---- MATERIAL TO PROCESS
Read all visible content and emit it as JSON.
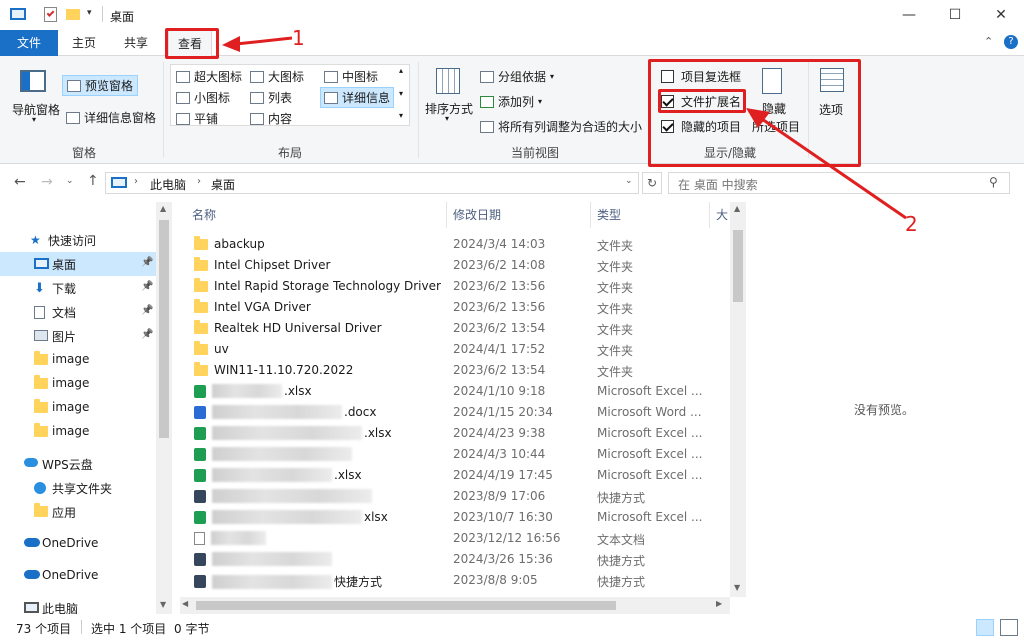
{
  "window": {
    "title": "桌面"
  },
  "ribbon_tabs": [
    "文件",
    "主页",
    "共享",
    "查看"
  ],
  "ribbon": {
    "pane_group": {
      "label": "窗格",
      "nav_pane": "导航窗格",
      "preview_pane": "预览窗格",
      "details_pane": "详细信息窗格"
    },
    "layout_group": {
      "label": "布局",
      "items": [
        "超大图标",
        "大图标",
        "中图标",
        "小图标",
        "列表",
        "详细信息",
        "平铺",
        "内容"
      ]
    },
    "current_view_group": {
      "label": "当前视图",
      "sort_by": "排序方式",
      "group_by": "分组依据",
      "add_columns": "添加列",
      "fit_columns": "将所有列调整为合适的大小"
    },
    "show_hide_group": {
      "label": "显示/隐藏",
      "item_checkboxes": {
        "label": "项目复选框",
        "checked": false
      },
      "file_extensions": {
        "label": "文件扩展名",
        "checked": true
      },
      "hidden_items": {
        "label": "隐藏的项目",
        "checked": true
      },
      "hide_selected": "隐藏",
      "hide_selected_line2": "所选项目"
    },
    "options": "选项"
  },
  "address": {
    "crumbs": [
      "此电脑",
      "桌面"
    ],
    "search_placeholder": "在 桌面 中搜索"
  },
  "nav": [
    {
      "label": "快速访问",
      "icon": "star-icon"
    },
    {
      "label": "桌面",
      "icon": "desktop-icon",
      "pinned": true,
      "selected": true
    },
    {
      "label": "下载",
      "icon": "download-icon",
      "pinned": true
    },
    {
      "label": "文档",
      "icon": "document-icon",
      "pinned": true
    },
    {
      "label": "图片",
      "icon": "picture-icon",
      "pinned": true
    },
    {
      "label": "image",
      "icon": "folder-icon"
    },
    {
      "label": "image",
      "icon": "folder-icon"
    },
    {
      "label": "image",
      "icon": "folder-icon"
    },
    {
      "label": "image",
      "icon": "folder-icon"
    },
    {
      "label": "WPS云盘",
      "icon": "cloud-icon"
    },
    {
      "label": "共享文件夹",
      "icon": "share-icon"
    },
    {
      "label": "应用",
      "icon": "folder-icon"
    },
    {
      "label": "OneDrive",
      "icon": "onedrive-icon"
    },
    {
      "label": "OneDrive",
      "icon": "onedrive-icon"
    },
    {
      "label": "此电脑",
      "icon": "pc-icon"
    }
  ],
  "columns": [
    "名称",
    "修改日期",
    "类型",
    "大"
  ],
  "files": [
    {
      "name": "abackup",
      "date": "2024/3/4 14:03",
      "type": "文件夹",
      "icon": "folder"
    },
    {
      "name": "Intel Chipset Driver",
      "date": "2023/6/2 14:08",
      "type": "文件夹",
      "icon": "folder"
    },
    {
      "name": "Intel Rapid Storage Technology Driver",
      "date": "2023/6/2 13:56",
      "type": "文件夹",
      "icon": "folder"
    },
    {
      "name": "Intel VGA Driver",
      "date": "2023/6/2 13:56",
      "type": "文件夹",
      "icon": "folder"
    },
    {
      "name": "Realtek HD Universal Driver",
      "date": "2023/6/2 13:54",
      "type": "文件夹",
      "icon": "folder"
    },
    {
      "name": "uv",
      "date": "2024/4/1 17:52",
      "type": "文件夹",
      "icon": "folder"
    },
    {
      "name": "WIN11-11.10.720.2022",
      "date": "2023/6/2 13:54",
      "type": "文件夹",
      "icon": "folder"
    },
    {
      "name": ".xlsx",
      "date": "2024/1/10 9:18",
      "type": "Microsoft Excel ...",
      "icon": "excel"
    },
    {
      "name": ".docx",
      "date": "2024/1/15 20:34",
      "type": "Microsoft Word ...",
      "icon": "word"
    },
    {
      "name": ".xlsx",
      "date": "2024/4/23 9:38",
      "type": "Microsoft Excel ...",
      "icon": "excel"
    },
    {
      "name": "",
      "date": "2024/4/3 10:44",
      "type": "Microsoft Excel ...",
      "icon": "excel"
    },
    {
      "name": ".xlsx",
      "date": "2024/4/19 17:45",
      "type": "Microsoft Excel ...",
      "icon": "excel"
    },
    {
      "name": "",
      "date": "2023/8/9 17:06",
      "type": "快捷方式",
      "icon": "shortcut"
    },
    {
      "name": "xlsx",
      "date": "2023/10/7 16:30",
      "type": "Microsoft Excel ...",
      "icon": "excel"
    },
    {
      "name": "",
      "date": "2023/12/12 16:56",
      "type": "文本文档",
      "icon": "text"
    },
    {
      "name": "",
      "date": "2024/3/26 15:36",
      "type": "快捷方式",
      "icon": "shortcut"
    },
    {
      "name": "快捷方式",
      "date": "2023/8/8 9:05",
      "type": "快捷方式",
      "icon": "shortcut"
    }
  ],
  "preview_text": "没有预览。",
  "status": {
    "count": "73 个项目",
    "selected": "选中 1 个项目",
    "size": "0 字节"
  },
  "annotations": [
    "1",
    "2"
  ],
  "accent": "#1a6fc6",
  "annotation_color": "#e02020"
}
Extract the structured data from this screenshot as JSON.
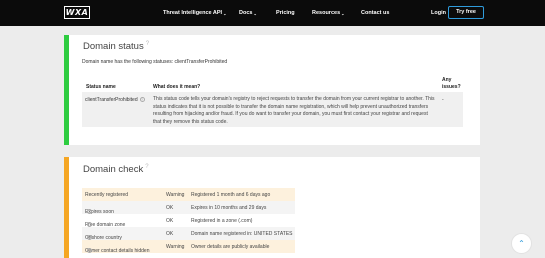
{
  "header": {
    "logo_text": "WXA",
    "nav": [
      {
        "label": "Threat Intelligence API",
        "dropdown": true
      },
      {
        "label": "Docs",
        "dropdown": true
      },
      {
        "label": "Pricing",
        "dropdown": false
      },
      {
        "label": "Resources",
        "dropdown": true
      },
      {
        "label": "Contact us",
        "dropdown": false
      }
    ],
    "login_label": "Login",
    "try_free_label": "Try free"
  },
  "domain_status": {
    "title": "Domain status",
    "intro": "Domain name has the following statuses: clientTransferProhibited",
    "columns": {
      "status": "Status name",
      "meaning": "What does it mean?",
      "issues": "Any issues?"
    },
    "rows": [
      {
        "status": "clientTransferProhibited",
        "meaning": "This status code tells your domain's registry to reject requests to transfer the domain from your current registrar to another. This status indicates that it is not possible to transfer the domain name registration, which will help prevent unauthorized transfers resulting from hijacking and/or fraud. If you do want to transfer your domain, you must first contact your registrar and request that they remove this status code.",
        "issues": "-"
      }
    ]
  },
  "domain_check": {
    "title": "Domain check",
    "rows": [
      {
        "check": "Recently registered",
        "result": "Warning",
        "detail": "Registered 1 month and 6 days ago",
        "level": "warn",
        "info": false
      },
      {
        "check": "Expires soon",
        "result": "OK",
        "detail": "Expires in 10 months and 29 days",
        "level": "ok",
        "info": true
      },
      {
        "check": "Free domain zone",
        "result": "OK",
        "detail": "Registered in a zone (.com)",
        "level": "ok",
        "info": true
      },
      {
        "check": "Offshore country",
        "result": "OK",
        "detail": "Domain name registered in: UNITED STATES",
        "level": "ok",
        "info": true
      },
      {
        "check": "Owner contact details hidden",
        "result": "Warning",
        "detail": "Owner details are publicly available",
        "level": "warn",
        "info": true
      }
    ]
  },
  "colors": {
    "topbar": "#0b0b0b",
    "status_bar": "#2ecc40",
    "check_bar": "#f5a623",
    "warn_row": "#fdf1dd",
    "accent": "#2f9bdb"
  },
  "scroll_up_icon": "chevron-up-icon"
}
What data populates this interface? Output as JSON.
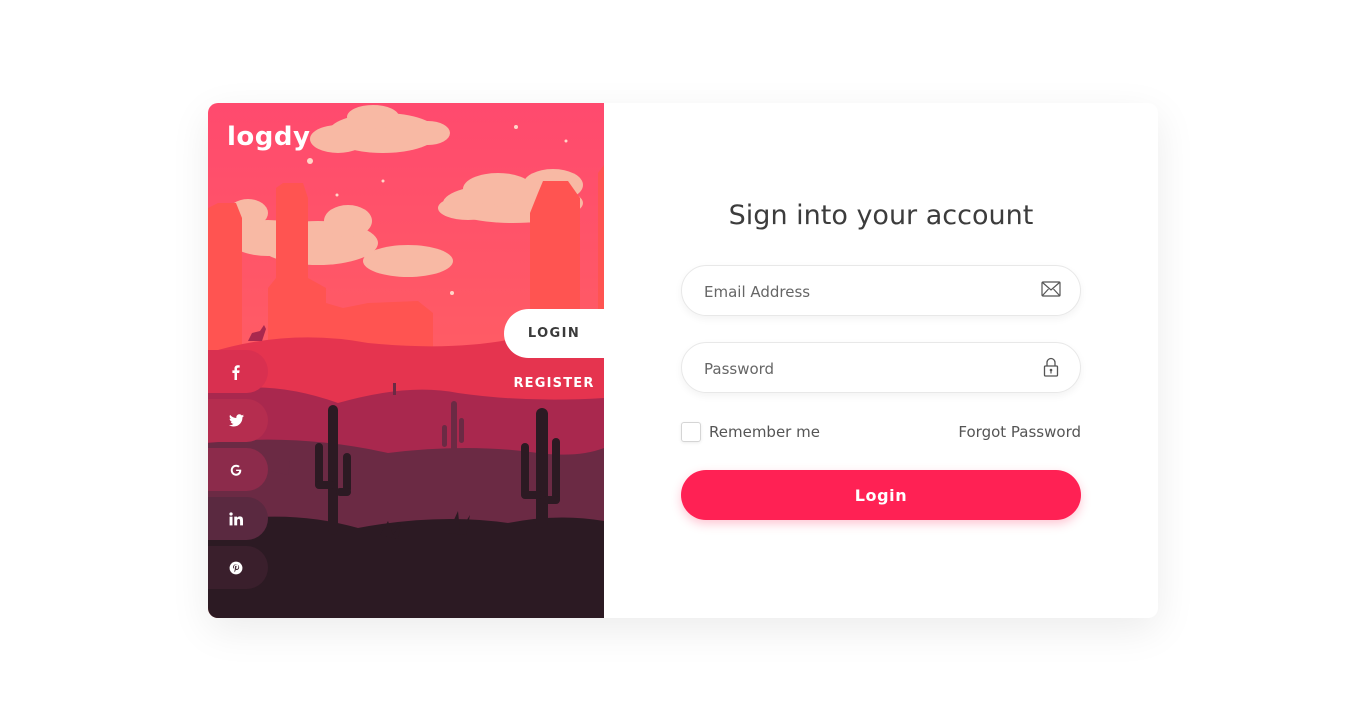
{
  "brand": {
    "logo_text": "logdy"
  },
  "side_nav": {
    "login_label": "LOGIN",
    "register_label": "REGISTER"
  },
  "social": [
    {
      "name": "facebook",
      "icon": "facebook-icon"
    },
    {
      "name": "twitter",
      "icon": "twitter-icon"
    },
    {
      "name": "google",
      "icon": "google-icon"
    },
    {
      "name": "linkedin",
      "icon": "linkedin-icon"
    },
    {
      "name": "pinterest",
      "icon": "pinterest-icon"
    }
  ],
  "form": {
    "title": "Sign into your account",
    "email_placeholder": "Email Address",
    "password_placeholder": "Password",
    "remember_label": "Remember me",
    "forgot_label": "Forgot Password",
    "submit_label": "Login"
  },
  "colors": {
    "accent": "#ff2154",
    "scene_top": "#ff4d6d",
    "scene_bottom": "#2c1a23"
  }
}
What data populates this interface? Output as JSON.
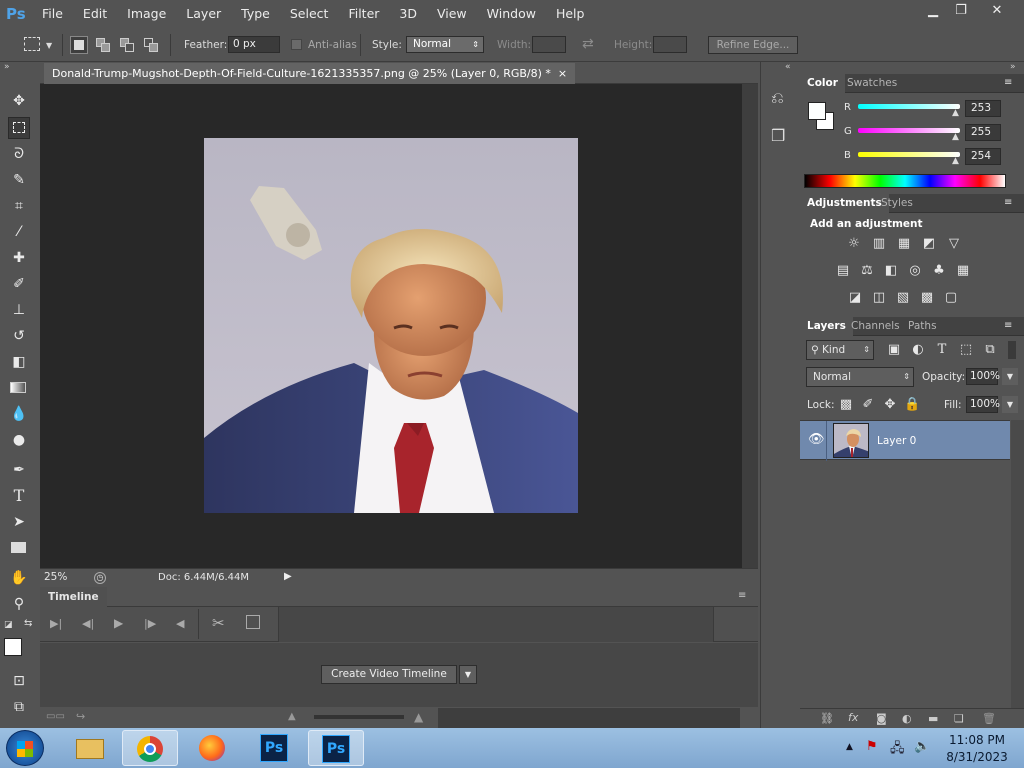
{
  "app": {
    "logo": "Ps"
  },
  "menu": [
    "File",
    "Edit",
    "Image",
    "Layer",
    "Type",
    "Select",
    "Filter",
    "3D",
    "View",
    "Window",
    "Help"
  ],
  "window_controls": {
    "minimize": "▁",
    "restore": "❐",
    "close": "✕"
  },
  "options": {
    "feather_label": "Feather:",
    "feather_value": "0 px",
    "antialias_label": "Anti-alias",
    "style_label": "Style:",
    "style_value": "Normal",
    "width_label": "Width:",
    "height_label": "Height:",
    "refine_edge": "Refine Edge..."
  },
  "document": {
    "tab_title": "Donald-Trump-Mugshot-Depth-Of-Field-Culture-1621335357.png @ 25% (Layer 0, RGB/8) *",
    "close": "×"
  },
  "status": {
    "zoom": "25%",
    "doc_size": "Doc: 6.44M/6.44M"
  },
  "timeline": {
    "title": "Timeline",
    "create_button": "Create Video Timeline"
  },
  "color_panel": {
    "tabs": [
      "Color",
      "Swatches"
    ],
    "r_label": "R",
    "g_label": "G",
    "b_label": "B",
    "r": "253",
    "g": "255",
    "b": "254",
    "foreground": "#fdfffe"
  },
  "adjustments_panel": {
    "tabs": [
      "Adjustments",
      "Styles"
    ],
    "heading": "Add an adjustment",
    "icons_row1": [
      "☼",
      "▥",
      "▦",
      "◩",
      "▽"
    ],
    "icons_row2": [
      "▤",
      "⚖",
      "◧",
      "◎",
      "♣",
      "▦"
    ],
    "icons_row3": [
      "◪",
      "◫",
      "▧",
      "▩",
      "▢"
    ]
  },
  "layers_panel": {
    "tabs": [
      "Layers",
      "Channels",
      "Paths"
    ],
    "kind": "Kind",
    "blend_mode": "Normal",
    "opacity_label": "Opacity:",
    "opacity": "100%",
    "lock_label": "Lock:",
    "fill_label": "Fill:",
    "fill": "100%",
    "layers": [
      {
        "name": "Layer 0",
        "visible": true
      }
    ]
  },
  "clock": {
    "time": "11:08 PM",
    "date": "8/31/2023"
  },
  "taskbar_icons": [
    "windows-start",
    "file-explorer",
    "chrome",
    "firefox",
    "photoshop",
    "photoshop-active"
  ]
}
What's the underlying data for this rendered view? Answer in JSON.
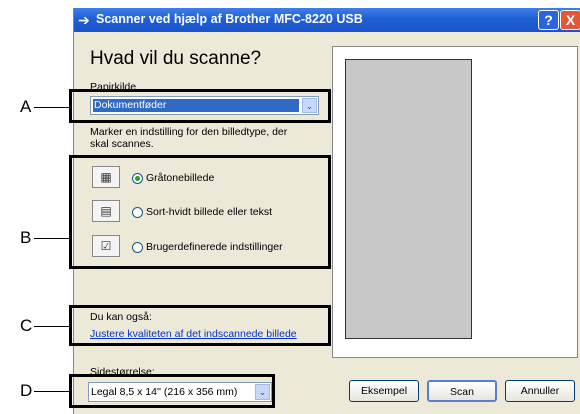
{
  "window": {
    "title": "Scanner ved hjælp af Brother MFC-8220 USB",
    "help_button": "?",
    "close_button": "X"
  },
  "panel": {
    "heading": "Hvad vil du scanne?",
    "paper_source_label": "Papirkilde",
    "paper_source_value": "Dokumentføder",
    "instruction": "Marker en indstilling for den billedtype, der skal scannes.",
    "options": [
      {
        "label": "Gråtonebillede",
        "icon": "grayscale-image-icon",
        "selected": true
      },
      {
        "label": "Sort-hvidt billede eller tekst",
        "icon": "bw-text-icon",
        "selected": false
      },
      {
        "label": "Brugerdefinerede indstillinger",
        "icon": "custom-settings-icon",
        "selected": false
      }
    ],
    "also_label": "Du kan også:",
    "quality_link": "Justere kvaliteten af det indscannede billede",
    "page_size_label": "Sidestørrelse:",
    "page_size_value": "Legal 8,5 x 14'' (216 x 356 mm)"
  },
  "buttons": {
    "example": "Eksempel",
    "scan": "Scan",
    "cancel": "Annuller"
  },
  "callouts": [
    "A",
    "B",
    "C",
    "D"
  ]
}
--------
WHAT IS ASKED: Copy all lines from the data that hold the word "Owner".

THE OUTPUT:
        "check": "Owner contact details hidden",
        "detail": "Owner details are publicly available",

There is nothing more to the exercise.